## [Brief]
Make an exact copy of the records, dropping all pictures.

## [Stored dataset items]
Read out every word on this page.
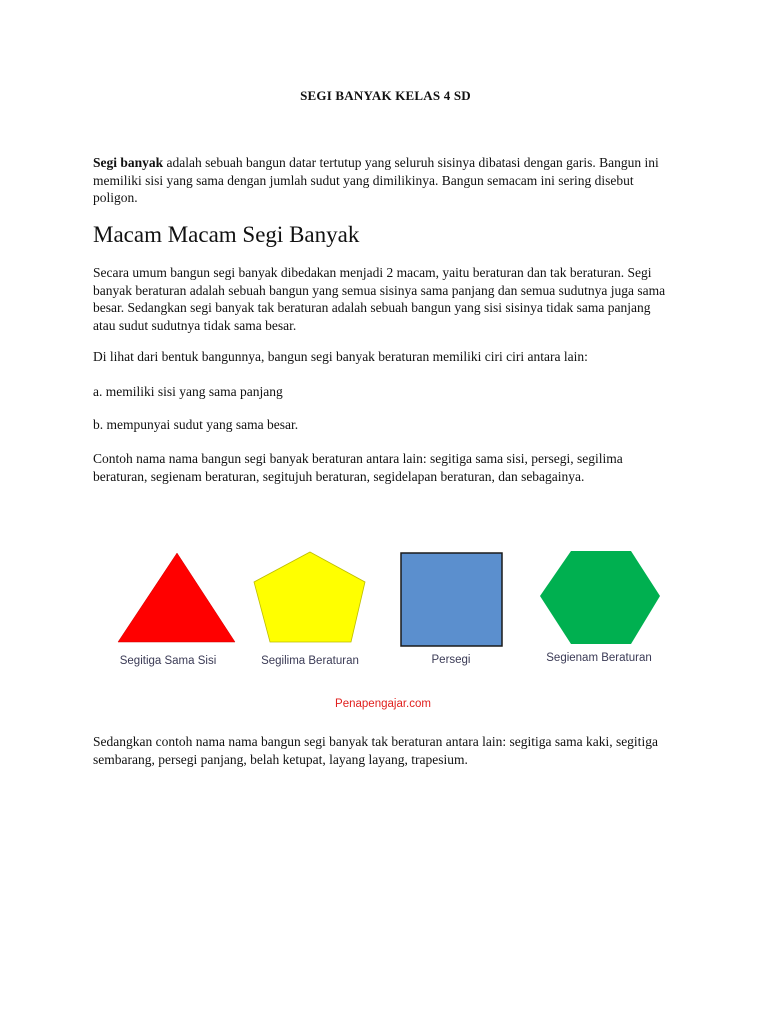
SEGI BANYAK KELAS 4 SD

Segi banyak adalah sebuah bangun datar tertutup yang seluruh sisinya dibatasi dengan garis. Bangun ini memiliki sisi yang sama dengan jumlah sudut yang dimilikinya. Bangun semacam ini sering disebut poligon.

Macam Macam Segi Banyak

Secara umum bangun segi banyak dibedakan menjadi 2 macam, yaitu beraturan dan tak beraturan. Segi banyak beraturan adalah sebuah bangun yang semua sisinya sama panjang dan semua sudutnya juga sama besar. Sedangkan segi banyak tak beraturan adalah sebuah bangun yang sisi sisinya tidak sama panjang atau sudut sudutnya tidak sama besar.

Di lihat dari bentuk bangunnya, bangun segi banyak beraturan memiliki ciri ciri antara lain:

a. memiliki sisi yang sama panjang

b. mempunyai sudut yang sama besar.

Contoh nama nama bangun segi banyak beraturan antara lain: segitiga sama sisi, persegi, segilima beraturan, segienam beraturan, segitujuh beraturan, segidelapan beraturan, dan sebagainya.

Segitiga Sama Sisi	Segilima Beraturan	Persegi	Segienam Beraturan
Penapengajar.com

Sedangkan contoh nama nama bangun segi banyak tak beraturan antara lain: segitiga sama kaki, segitiga sembarang, persegi panjang, belah ketupat, layang layang, trapesium.
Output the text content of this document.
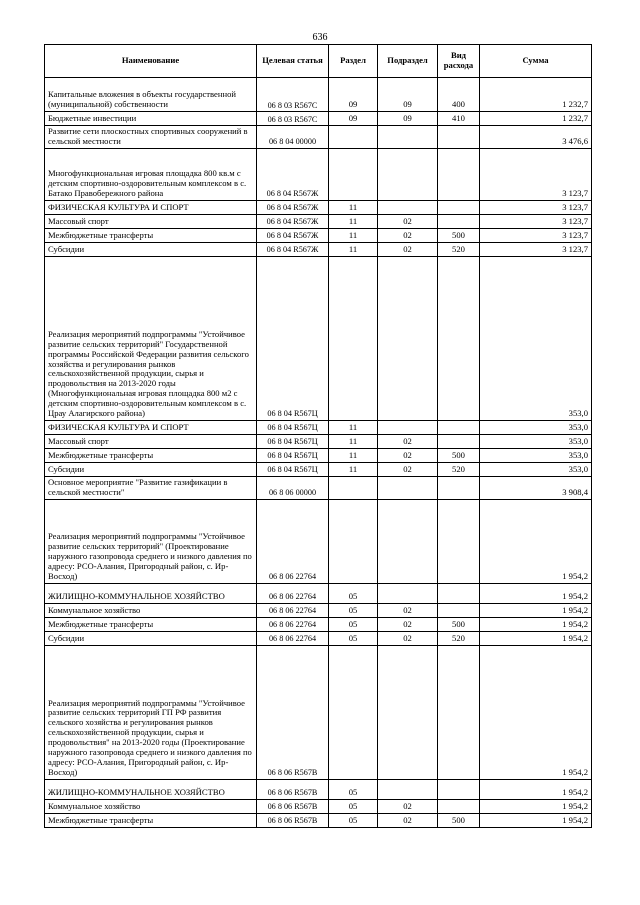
636
Наименование	Целевая статья	Раздел	Подраздел	Вид расхода	Сумма
Капитальные вложения в объекты государственной (муниципальной) собственности	06 8 03 R567С	09	09	400	1 232,7
Бюджетные инвестиции	06 8 03 R567С	09	09	410	1 232,7
Развитие сети плоскостных спортивных сооружений в сельской местности	06 8 04 00000				3 476,6
Многофункциональная игровая площадка 800 кв.м с детским спортивно-оздоровительным комплексом в с. Батако Правобережного района	06 8 04 R567Ж				3 123,7
ФИЗИЧЕСКАЯ КУЛЬТУРА И СПОРТ	06 8 04 R567Ж	11			3 123,7
Массовый спорт	06 8 04 R567Ж	11	02		3 123,7
Межбюджетные трансферты	06 8 04 R567Ж	11	02	500	3 123,7
Субсидии	06 8 04 R567Ж	11	02	520	3 123,7
Реализация мероприятий подпрограммы "Устойчивое развитие сельских территорий" Государственной программы Российской Федерации развития сельского хозяйства и регулирования рынков сельскохозяйственной продукции, сырья и продовольствия на 2013-2020 годы (Многофункциональная игровая площадка 800 м2 с детским спортивно-оздоровительным комплексом в с. Црау Алагирского района)	06 8 04 R567Ц				353,0
ФИЗИЧЕСКАЯ КУЛЬТУРА И СПОРТ	06 8 04 R567Ц	11			353,0
Массовый спорт	06 8 04 R567Ц	11	02		353,0
Межбюджетные трансферты	06 8 04 R567Ц	11	02	500	353,0
Субсидии	06 8 04 R567Ц	11	02	520	353,0
Основное мероприятие "Развитие газификации в сельской местности"	06 8 06 00000				3 908,4
Реализация мероприятий подпрограммы "Устойчивое развитие сельских территорий" (Проектирование наружного газопровода среднего и низкого давления по адресу: РСО-Алания, Пригородный район, с. Ир-Восход)	06 8 06 22764				1 954,2
ЖИЛИЩНО-КОММУНАЛЬНОЕ ХОЗЯЙСТВО	06 8 06 22764	05			1 954,2
Коммунальное хозяйство	06 8 06 22764	05	02		1 954,2
Межбюджетные трансферты	06 8 06 22764	05	02	500	1 954,2
Субсидии	06 8 06 22764	05	02	520	1 954,2
Реализация мероприятий подпрограммы "Устойчивое развитие сельских территорий ГП РФ развития сельского хозяйства и регулирования рынков сельскохозяйственной продукции, сырья и продовольствия" на 2013-2020 годы (Проектирование наружного газопровода среднего и низкого давления по адресу: РСО-Алания, Пригородный район, с. Ир-Восход)	06 8 06 R567В				1 954,2
ЖИЛИЩНО-КОММУНАЛЬНОЕ ХОЗЯЙСТВО	06 8 06 R567В	05			1 954,2
Коммунальное хозяйство	06 8 06 R567В	05	02		1 954,2
Межбюджетные трансферты	06 8 06 R567В	05	02	500	1 954,2
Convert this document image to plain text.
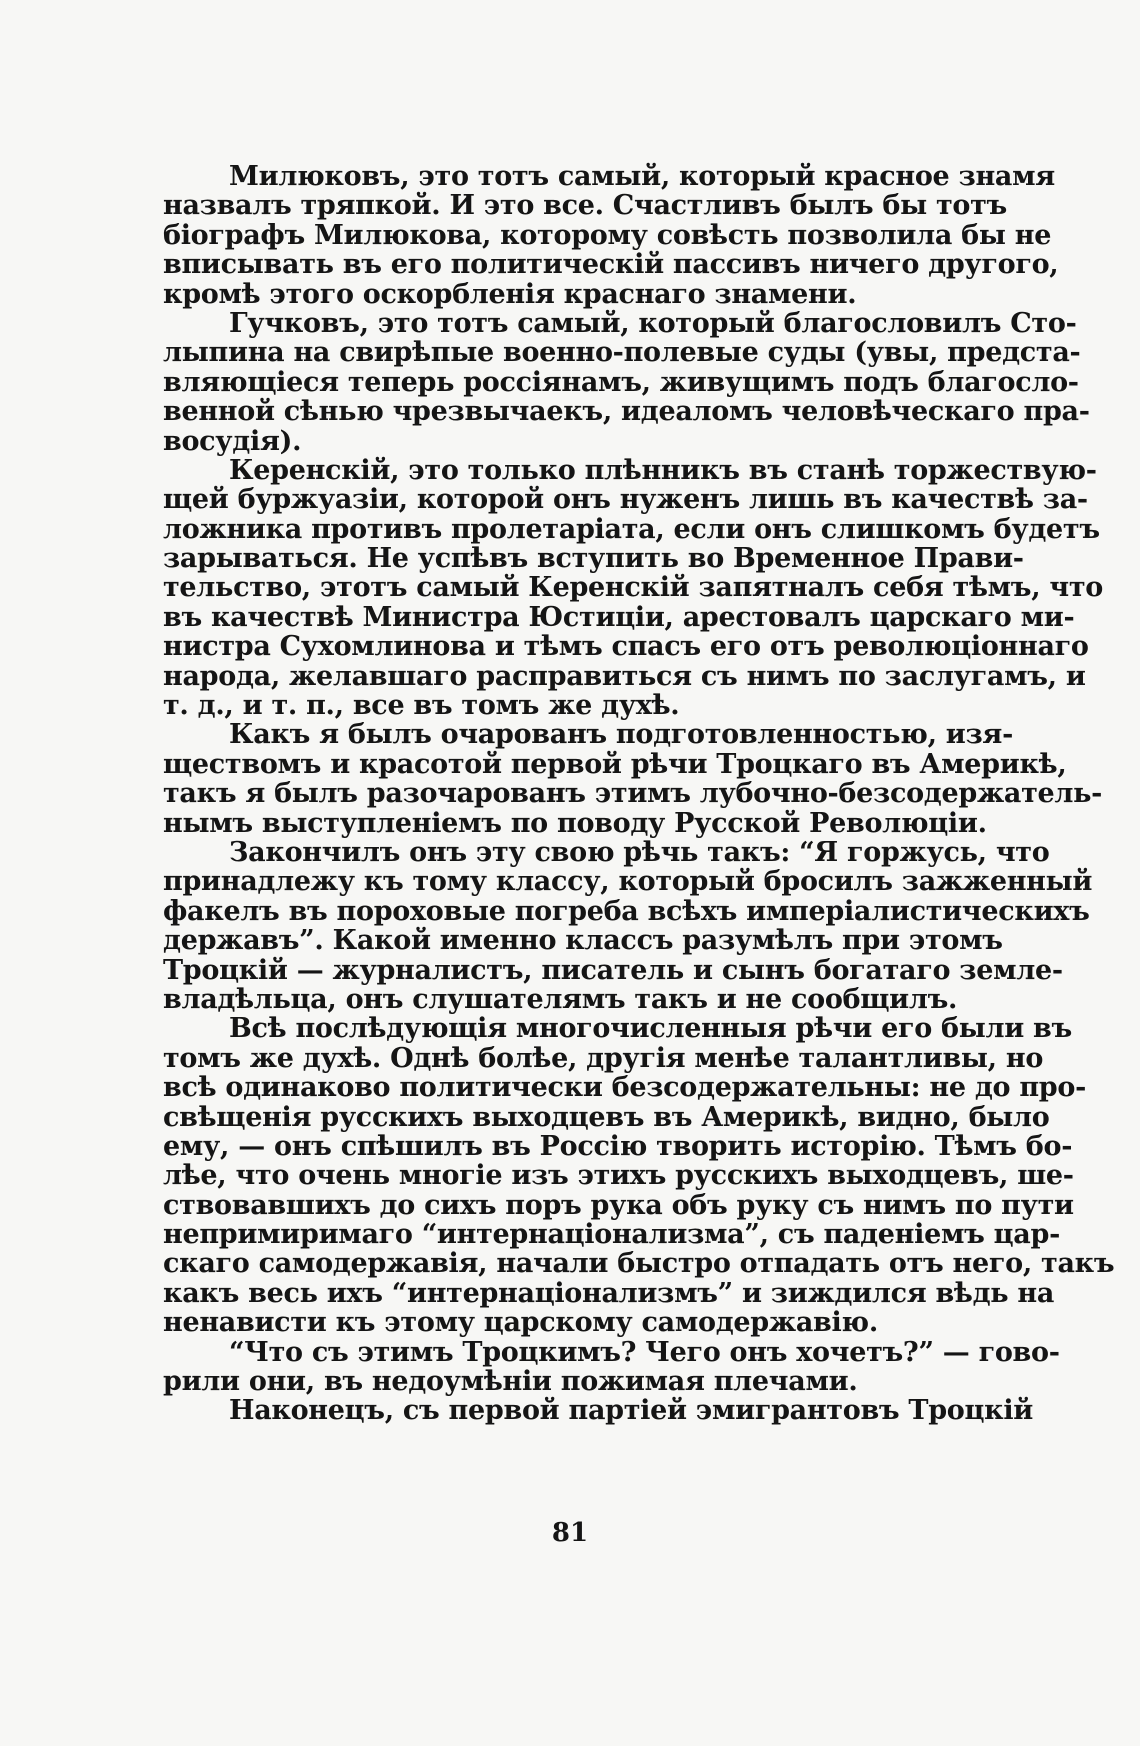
Милюковъ, это тотъ самый, который красное знамя
назвалъ тряпкой. И это все. Счастливъ былъ бы тотъ
біографъ Милюкова, которому совѣсть позволила бы не
вписывать въ его политическій пассивъ ничего другого,
кромѣ этого оскорбленія краснаго знамени.
Гучковъ, это тотъ самый, который благословилъ Сто-
лыпина на свирѣпые военно-полевые суды (увы, предста-
вляющіеся теперь россіянамъ, живущимъ подъ благосло-
венной сѣнью чрезвычаекъ, идеаломъ человѣческаго пра-
восудія).
Керенскій, это только плѣнникъ въ станѣ торжествую-
щей буржуазіи, которой онъ нуженъ лишь въ качествѣ за-
ложника противъ пролетаріата, если онъ слишкомъ будетъ
зарываться. Не успѣвъ вступить во Временное Прави-
тельство, этотъ самый Керенскій запятналъ себя тѣмъ, что
въ качествѣ Министра Юстиціи, арестовалъ царскаго ми-
нистра Сухомлинова и тѣмъ спасъ его отъ революціоннаго
народа, желавшаго расправиться съ нимъ по заслугамъ, и
т. д., и т. п., все въ томъ же духѣ.
Какъ я былъ очарованъ подготовленностью, изя-
ществомъ и красотой первой рѣчи Троцкаго въ Америкѣ,
такъ я былъ разочарованъ этимъ лубочно-безсодержатель-
нымъ выступленіемъ по поводу Русской Революціи.
Закончилъ онъ эту свою рѣчь такъ: “Я горжусь, что
принадлежу къ тому классу, который бросилъ зажженный
факелъ въ пороховые погреба всѣхъ имперіалистическихъ
державъ”. Какой именно классъ разумѣлъ при этомъ
Троцкій — журналистъ, писатель и сынъ богатаго земле-
владѣльца, онъ слушателямъ такъ и не сообщилъ.
Всѣ послѣдующія многочисленныя рѣчи его были въ
томъ же духѣ. Однѣ болѣе, другія менѣе талантливы, но
всѣ одинаково политически безсодержательны: не до про-
свѣщенія русскихъ выходцевъ въ Америкѣ, видно, было
ему, — онъ спѣшилъ въ Россію творить исторію. Тѣмъ бо-
лѣе, что очень многіе изъ этихъ русскихъ выходцевъ, ше-
ствовавшихъ до сихъ поръ рука объ руку съ нимъ по пути
непримиримаго “интернаціонализма”, съ паденіемъ цар-
скаго самодержавія, начали быстро отпадать отъ него, такъ
какъ весь ихъ “интернаціонализмъ” и зиждился вѣдь на
ненависти къ этому царскому самодержавію.
“Что съ этимъ Троцкимъ? Чего онъ хочетъ?” — гово-
рили они, въ недоумѣніи пожимая плечами.
Наконецъ, съ первой партіей эмигрантовъ Троцкій
81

## [The solution]
Read out every word on this page.
SEGI BANYAK KELAS 4 SD

Segi banyak adalah sebuah bangun datar tertutup yang seluruh sisinya dibatasi dengan garis. Bangun ini memiliki sisi yang sama dengan jumlah sudut yang dimilikinya. Bangun semacam ini sering disebut poligon.

Macam Macam Segi Banyak

Secara umum bangun segi banyak dibedakan menjadi 2 macam, yaitu beraturan dan tak beraturan. Segi banyak beraturan adalah sebuah bangun yang semua sisinya sama panjang dan semua sudutnya juga sama besar. Sedangkan segi banyak tak beraturan adalah sebuah bangun yang sisi sisinya tidak sama panjang atau sudut sudutnya tidak sama besar.

Di lihat dari bentuk bangunnya, bangun segi banyak beraturan memiliki ciri ciri antara lain:

a. memiliki sisi yang sama panjang

b. mempunyai sudut yang sama besar.

Contoh nama nama bangun segi banyak beraturan antara lain: segitiga sama sisi, persegi, segilima beraturan, segienam beraturan, segitujuh beraturan, segidelapan beraturan, dan sebagainya.

Segitiga Sama Sisi	Segilima Beraturan	Persegi	Segienam Beraturan
Penapengajar.com

Sedangkan contoh nama nama bangun segi banyak tak beraturan antara lain: segitiga sama kaki, segitiga sembarang, persegi panjang, belah ketupat, layang layang, trapesium.
Output the text content of this document.
636
Наименование	Целевая статья	Раздел	Подраздел	Вид расхода	Сумма
Капитальные вложения в объекты государственной (муниципальной) собственности	06 8 03 R567С	09	09	400	1 232,7
Бюджетные инвестиции	06 8 03 R567С	09	09	410	1 232,7
Развитие сети плоскостных спортивных сооружений в сельской местности	06 8 04 00000				3 476,6
Многофункциональная игровая площадка 800 кв.м с детским спортивно-оздоровительным комплексом в с. Батако Правобережного района	06 8 04 R567Ж				3 123,7
ФИЗИЧЕСКАЯ КУЛЬТУРА И СПОРТ	06 8 04 R567Ж	11			3 123,7
Массовый спорт	06 8 04 R567Ж	11	02		3 123,7
Межбюджетные трансферты	06 8 04 R567Ж	11	02	500	3 123,7
Субсидии	06 8 04 R567Ж	11	02	520	3 123,7
Реализация мероприятий подпрограммы "Устойчивое развитие сельских территорий" Государственной программы Российской Федерации развития сельского хозяйства и регулирования рынков сельскохозяйственной продукции, сырья и продовольствия на 2013-2020 годы (Многофункциональная игровая площадка 800 м2 с детским спортивно-оздоровительным комплексом в с. Црау Алагирского района)	06 8 04 R567Ц				353,0
ФИЗИЧЕСКАЯ КУЛЬТУРА И СПОРТ	06 8 04 R567Ц	11			353,0
Массовый спорт	06 8 04 R567Ц	11	02		353,0
Межбюджетные трансферты	06 8 04 R567Ц	11	02	500	353,0
Субсидии	06 8 04 R567Ц	11	02	520	353,0
Основное мероприятие "Развитие газификации в сельской местности"	06 8 06 00000				3 908,4
Реализация мероприятий подпрограммы "Устойчивое развитие сельских территорий" (Проектирование наружного газопровода среднего и низкого давления по адресу: РСО-Алания, Пригородный район, с. Ир-Восход)	06 8 06 22764				1 954,2
ЖИЛИЩНО-КОММУНАЛЬНОЕ ХОЗЯЙСТВО	06 8 06 22764	05			1 954,2
Коммунальное хозяйство	06 8 06 22764	05	02		1 954,2
Межбюджетные трансферты	06 8 06 22764	05	02	500	1 954,2
Субсидии	06 8 06 22764	05	02	520	1 954,2
Реализация мероприятий подпрограммы "Устойчивое развитие сельских территорий ГП РФ развития сельского хозяйства и регулирования рынков сельскохозяйственной продукции, сырья и продовольствия" на 2013-2020 годы (Проектирование наружного газопровода среднего и низкого давления по адресу: РСО-Алания, Пригородный район, с. Ир-Восход)	06 8 06 R567В				1 954,2
ЖИЛИЩНО-КОММУНАЛЬНОЕ ХОЗЯЙСТВО	06 8 06 R567В	05			1 954,2
Коммунальное хозяйство	06 8 06 R567В	05	02		1 954,2
Межбюджетные трансферты	06 8 06 R567В	05	02	500	1 954,2
Convert this document image to plain text.
Милюковъ, это тотъ самый, который красное знамя
назвалъ тряпкой. И это все. Счастливъ былъ бы тотъ
біографъ Милюкова, которому совѣсть позволила бы не
вписывать въ его политическій пассивъ ничего другого,
кромѣ этого оскорбленія краснаго знамени.
Гучковъ, это тотъ самый, который благословилъ Сто-
лыпина на свирѣпые военно-полевые суды (увы, предста-
вляющіеся теперь россіянамъ, живущимъ подъ благосло-
венной сѣнью чрезвычаекъ, идеаломъ человѣческаго пра-
восудія).
Керенскій, это только плѣнникъ въ станѣ торжествую-
щей буржуазіи, которой онъ нуженъ лишь въ качествѣ за-
ложника противъ пролетаріата, если онъ слишкомъ будетъ
зарываться. Не успѣвъ вступить во Временное Прави-
тельство, этотъ самый Керенскій запятналъ себя тѣмъ, что
въ качествѣ Министра Юстиціи, арестовалъ царскаго ми-
нистра Сухомлинова и тѣмъ спасъ его отъ революціоннаго
народа, желавшаго расправиться съ нимъ по заслугамъ, и
т. д., и т. п., все въ томъ же духѣ.
Какъ я былъ очарованъ подготовленностью, изя-
ществомъ и красотой первой рѣчи Троцкаго въ Америкѣ,
такъ я былъ разочарованъ этимъ лубочно-безсодержатель-
нымъ выступленіемъ по поводу Русской Революціи.
Закончилъ онъ эту свою рѣчь такъ: “Я горжусь, что
принадлежу къ тому классу, который бросилъ зажженный
факелъ въ пороховые погреба всѣхъ имперіалистическихъ
державъ”. Какой именно классъ разумѣлъ при этомъ
Троцкій — журналистъ, писатель и сынъ богатаго земле-
владѣльца, онъ слушателямъ такъ и не сообщилъ.
Всѣ послѣдующія многочисленныя рѣчи его были въ
томъ же духѣ. Однѣ болѣе, другія менѣе талантливы, но
всѣ одинаково политически безсодержательны: не до про-
свѣщенія русскихъ выходцевъ въ Америкѣ, видно, было
ему, — онъ спѣшилъ въ Россію творить исторію. Тѣмъ бо-
лѣе, что очень многіе изъ этихъ русскихъ выходцевъ, ше-
ствовавшихъ до сихъ поръ рука объ руку съ нимъ по пути
непримиримаго “интернаціонализма”, съ паденіемъ цар-
скаго самодержавія, начали быстро отпадать отъ него, такъ
какъ весь ихъ “интернаціонализмъ” и зиждился вѣдь на
ненависти къ этому царскому самодержавію.
“Что съ этимъ Троцкимъ? Чего онъ хочетъ?” — гово-
рили они, въ недоумѣніи пожимая плечами.
Наконецъ, съ первой партіей эмигрантовъ Троцкій
81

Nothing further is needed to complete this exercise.